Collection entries

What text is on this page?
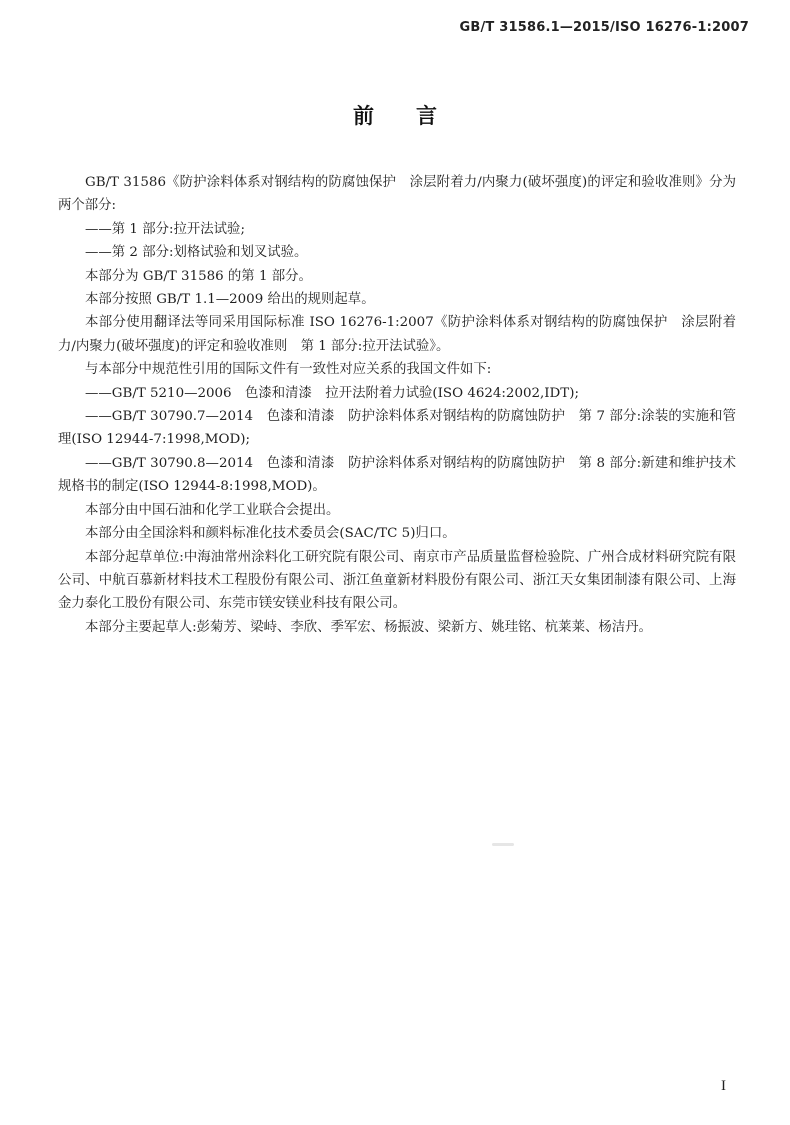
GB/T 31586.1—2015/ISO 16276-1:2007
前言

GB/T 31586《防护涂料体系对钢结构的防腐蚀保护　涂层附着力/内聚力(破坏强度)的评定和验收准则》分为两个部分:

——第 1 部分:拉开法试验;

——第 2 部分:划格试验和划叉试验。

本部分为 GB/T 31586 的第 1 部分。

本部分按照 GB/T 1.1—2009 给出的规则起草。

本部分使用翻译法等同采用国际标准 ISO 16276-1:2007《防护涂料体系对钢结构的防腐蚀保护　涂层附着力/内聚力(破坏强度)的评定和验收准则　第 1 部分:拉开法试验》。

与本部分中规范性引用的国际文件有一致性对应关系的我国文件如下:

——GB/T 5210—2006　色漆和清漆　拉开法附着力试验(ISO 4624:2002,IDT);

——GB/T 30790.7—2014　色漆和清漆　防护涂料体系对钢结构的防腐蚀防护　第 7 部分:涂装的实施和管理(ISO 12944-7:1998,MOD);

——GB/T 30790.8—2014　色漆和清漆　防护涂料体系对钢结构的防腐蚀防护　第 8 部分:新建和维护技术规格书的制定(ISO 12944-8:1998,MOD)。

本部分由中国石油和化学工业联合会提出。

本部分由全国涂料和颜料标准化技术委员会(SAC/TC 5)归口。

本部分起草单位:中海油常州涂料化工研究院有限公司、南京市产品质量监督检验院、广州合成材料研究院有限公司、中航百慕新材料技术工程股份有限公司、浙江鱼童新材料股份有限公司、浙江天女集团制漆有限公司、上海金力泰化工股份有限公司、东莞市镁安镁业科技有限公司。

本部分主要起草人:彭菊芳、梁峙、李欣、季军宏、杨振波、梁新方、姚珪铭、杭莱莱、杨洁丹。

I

...

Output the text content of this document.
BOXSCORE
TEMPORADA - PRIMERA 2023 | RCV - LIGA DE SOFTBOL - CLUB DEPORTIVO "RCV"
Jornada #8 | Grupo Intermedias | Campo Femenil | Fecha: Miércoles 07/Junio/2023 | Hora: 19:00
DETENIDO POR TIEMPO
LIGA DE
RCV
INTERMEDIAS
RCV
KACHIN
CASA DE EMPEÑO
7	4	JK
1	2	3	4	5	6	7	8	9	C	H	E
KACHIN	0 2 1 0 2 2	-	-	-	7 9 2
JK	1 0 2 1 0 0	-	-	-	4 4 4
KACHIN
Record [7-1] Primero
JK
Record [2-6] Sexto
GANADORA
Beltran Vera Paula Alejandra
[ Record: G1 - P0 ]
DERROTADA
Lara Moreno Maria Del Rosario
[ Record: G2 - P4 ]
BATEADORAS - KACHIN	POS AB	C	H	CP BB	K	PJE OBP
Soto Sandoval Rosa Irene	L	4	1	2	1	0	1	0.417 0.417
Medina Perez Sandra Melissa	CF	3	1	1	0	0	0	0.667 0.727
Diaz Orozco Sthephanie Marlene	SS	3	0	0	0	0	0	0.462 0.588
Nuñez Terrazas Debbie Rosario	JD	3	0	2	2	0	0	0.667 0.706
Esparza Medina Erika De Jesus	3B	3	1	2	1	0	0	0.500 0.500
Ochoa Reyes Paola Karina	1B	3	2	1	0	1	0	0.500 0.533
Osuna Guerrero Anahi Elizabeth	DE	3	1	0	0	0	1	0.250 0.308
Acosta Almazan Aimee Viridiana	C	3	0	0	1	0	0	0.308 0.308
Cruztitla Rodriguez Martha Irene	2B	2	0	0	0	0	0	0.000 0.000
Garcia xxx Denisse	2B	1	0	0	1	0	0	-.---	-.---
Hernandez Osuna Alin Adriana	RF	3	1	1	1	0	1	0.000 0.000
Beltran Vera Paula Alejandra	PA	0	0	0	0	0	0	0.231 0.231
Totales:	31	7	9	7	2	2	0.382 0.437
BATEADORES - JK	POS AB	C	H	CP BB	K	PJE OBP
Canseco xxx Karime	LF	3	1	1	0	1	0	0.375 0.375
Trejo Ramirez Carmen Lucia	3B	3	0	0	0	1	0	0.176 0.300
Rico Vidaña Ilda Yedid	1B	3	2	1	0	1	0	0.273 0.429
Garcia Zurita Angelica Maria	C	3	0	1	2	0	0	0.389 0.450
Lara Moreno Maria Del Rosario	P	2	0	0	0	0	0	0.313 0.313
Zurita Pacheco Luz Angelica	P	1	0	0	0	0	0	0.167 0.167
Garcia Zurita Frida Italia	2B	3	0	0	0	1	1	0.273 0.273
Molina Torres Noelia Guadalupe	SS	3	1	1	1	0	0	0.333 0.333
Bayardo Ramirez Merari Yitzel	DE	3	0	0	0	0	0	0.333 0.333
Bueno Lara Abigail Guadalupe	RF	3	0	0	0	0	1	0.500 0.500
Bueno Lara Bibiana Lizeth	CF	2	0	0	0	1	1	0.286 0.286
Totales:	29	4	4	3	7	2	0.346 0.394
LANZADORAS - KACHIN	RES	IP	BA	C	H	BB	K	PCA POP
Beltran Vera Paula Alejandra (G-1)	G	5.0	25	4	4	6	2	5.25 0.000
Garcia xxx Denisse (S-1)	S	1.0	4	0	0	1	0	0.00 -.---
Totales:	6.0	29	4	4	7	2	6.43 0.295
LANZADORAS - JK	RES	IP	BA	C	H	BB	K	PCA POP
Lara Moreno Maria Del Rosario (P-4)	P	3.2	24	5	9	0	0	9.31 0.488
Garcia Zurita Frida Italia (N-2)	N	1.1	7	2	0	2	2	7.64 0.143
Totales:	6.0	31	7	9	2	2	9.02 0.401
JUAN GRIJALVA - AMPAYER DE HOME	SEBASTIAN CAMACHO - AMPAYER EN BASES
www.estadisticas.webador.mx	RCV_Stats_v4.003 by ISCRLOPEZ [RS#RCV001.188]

* * *

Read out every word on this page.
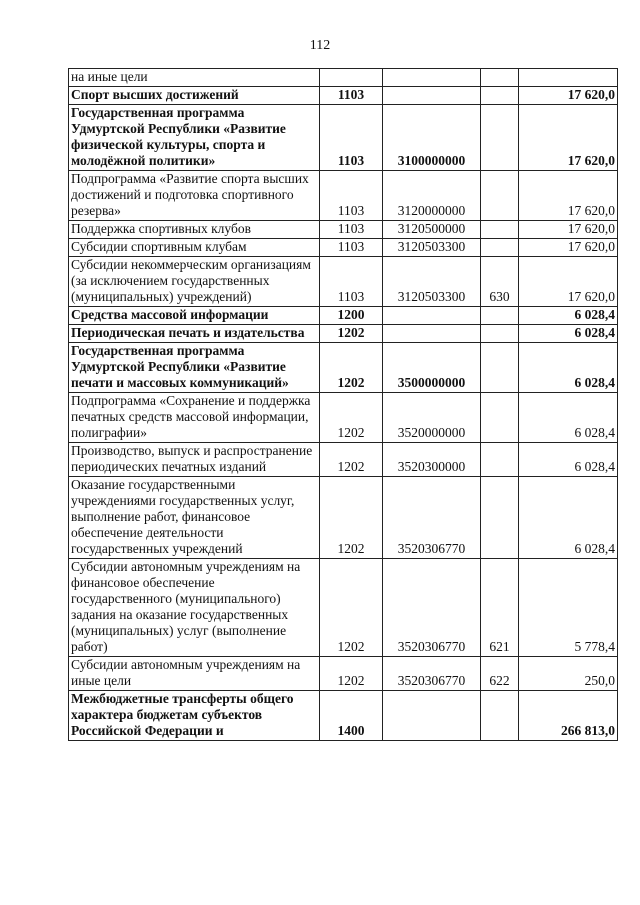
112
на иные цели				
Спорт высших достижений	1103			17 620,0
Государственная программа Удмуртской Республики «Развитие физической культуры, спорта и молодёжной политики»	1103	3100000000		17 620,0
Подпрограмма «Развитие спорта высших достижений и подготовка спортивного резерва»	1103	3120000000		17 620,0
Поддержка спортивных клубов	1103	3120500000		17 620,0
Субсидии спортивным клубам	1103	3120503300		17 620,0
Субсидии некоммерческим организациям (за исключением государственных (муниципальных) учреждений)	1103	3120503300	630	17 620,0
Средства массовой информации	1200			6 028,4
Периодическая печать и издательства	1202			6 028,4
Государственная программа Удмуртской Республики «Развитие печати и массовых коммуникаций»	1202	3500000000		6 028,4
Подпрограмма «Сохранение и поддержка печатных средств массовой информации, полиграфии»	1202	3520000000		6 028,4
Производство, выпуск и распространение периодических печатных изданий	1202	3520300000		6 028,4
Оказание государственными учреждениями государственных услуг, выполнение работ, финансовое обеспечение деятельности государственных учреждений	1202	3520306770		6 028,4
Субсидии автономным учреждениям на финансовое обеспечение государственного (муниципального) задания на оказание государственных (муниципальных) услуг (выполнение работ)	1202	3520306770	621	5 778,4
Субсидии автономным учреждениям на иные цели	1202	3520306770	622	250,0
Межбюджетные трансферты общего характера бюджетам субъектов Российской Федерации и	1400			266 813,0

### Problem requirements
Write out every line from the entries where "Guadalupe" appears.

### The result
Molina Torres Noelia Guadalupe	SS	3	1	1	1	0	0	0.333 0.333
Bueno Lara Abigail Guadalupe	RF	3	0	0	0	0	1	0.500 0.500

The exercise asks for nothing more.